┌─ Material shown

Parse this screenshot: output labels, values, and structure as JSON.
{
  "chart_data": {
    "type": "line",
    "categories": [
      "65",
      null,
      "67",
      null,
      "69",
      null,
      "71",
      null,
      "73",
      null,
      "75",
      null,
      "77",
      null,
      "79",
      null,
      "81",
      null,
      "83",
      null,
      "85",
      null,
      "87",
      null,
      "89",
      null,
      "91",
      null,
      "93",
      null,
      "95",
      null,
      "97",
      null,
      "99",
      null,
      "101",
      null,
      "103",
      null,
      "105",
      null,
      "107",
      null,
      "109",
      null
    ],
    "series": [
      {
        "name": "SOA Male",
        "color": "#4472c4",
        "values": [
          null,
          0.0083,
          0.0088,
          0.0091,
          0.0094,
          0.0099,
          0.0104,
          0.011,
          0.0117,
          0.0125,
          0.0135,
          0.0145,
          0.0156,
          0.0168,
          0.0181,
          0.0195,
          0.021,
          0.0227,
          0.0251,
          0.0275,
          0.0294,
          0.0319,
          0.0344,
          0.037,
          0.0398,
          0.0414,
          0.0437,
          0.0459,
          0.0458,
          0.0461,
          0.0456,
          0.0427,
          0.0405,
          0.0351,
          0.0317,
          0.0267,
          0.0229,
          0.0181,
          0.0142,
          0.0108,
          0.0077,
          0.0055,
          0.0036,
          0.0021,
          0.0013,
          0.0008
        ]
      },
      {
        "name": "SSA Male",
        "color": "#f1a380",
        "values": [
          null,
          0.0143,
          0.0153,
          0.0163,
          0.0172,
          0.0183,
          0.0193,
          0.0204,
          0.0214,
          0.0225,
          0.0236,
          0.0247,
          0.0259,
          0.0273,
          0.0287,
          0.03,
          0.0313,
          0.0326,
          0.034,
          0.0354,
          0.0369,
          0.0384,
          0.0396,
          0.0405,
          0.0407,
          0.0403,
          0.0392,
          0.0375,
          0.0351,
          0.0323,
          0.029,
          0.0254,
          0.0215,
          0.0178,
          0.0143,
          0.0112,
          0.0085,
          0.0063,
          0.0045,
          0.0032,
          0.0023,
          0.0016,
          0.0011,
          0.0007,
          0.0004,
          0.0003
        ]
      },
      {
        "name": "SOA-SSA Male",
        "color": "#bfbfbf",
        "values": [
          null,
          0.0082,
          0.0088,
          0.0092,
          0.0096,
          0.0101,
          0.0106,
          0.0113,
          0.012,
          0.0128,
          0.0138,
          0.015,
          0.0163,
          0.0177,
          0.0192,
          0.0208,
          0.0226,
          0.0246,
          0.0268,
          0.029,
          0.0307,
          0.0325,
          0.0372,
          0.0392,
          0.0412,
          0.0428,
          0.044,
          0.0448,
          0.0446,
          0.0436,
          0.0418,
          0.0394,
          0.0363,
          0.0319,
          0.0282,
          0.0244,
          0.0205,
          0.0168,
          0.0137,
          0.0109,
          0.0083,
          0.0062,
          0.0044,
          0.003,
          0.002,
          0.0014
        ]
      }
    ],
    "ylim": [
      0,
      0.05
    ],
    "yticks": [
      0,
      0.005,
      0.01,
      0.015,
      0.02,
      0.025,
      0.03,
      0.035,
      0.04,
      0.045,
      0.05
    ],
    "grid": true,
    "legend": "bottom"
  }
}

└─
┌─ Material shown

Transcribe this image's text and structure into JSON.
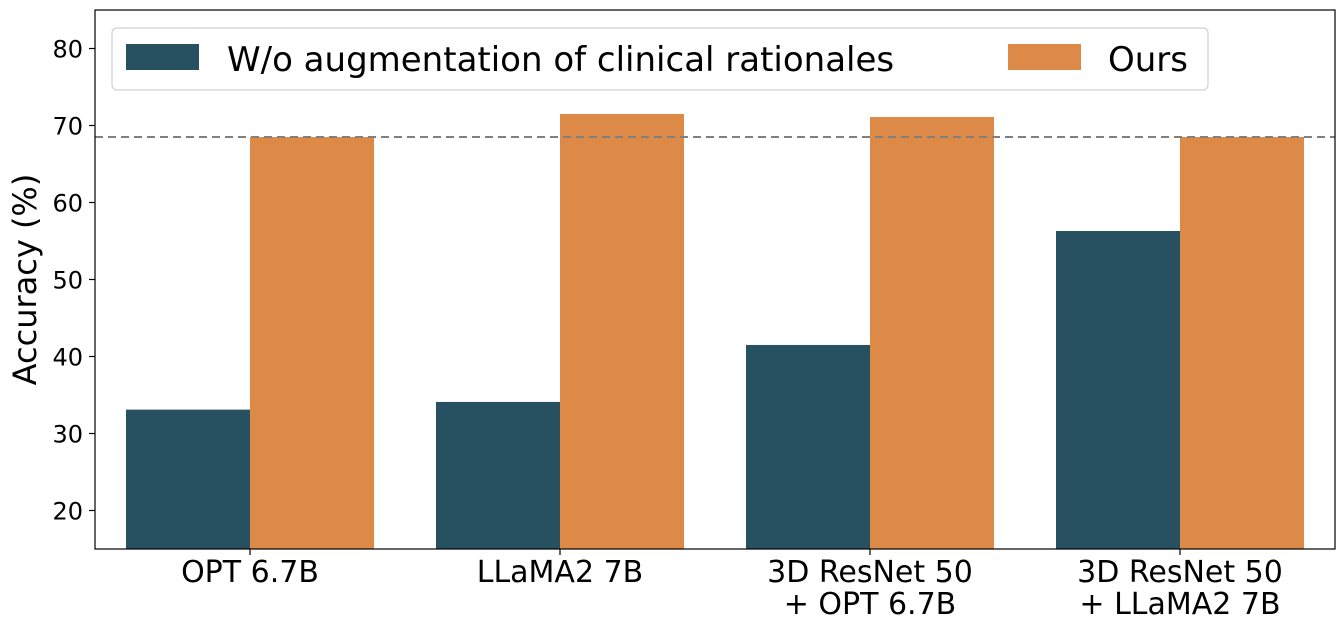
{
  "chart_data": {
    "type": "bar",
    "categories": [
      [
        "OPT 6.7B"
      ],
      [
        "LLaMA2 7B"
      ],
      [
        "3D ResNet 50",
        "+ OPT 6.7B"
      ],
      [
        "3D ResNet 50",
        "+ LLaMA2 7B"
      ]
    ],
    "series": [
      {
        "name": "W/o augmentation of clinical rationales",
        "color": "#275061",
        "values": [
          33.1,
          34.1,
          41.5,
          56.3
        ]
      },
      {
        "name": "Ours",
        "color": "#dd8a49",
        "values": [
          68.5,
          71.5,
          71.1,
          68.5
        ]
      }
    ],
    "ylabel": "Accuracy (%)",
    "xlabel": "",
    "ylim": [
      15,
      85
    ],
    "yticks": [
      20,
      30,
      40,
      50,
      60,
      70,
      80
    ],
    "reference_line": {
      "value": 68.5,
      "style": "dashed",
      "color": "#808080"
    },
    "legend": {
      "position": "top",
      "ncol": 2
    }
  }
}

└─

▶ _Objective_
Gather each line from the entries above that includes the word "color".

▶ _Answer to the exercise_
        "color": "#4472c4",
        "color": "#f1a380",
        "color": "#bfbfbf",
        "color": "#275061",
        "color": "#dd8a49",
      "color": "#808080"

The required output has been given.